* WHAT TO WORK ON *
Each record below is to be copied word for word, with pictures removed.

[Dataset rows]
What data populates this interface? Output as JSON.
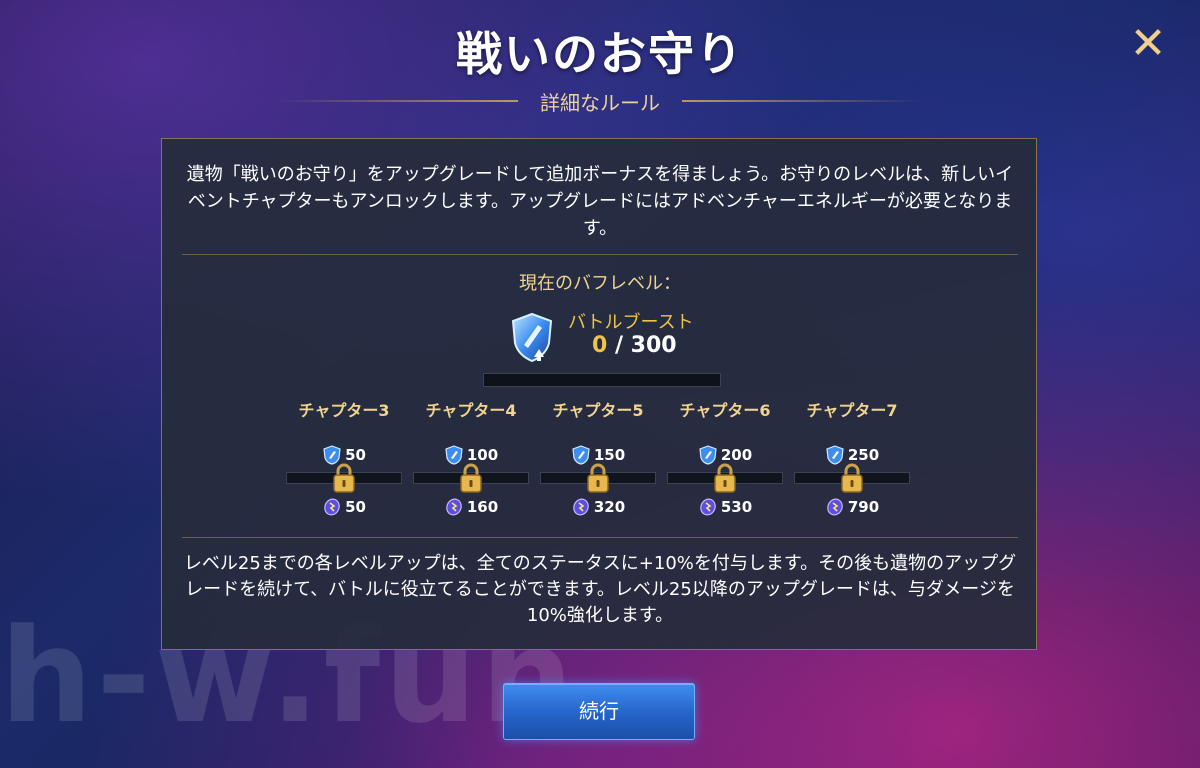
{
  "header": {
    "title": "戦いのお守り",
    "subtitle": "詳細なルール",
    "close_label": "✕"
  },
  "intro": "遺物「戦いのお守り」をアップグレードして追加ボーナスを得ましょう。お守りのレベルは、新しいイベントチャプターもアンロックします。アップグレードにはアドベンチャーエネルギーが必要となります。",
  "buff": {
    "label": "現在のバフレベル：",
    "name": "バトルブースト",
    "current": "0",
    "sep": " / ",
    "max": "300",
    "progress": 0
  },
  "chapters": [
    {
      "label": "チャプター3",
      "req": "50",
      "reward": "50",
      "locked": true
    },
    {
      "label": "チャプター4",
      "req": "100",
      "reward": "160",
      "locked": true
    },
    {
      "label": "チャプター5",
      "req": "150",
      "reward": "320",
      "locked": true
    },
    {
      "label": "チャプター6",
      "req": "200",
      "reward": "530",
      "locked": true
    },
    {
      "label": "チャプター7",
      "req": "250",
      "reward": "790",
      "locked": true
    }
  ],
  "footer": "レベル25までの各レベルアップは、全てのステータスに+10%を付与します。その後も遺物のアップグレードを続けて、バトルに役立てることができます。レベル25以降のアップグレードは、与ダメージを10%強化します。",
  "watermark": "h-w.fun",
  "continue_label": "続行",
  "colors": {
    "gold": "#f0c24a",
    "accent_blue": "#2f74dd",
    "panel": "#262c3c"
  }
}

* COMPLETED EXERCISE *
What data populates this interface? Output as JSON.
{
  "header": {
    "title": "戦いのお守り",
    "subtitle": "詳細なルール",
    "close_label": "✕"
  },
  "intro": "遺物「戦いのお守り」をアップグレードして追加ボーナスを得ましょう。お守りのレベルは、新しいイベントチャプターもアンロックします。アップグレードにはアドベンチャーエネルギーが必要となります。",
  "buff": {
    "label": "現在のバフレベル：",
    "name": "バトルブースト",
    "current": "0",
    "sep": " / ",
    "max": "300",
    "progress": 0
  },
  "chapters": [
    {
      "label": "チャプター3",
      "req": "50",
      "reward": "50",
      "locked": true
    },
    {
      "label": "チャプター4",
      "req": "100",
      "reward": "160",
      "locked": true
    },
    {
      "label": "チャプター5",
      "req": "150",
      "reward": "320",
      "locked": true
    },
    {
      "label": "チャプター6",
      "req": "200",
      "reward": "530",
      "locked": true
    },
    {
      "label": "チャプター7",
      "req": "250",
      "reward": "790",
      "locked": true
    }
  ],
  "footer": "レベル25までの各レベルアップは、全てのステータスに+10%を付与します。その後も遺物のアップグレードを続けて、バトルに役立てることができます。レベル25以降のアップグレードは、与ダメージを10%強化します。",
  "watermark": "h-w.fun",
  "continue_label": "続行",
  "colors": {
    "gold": "#f0c24a",
    "accent_blue": "#2f74dd",
    "panel": "#262c3c"
  }
}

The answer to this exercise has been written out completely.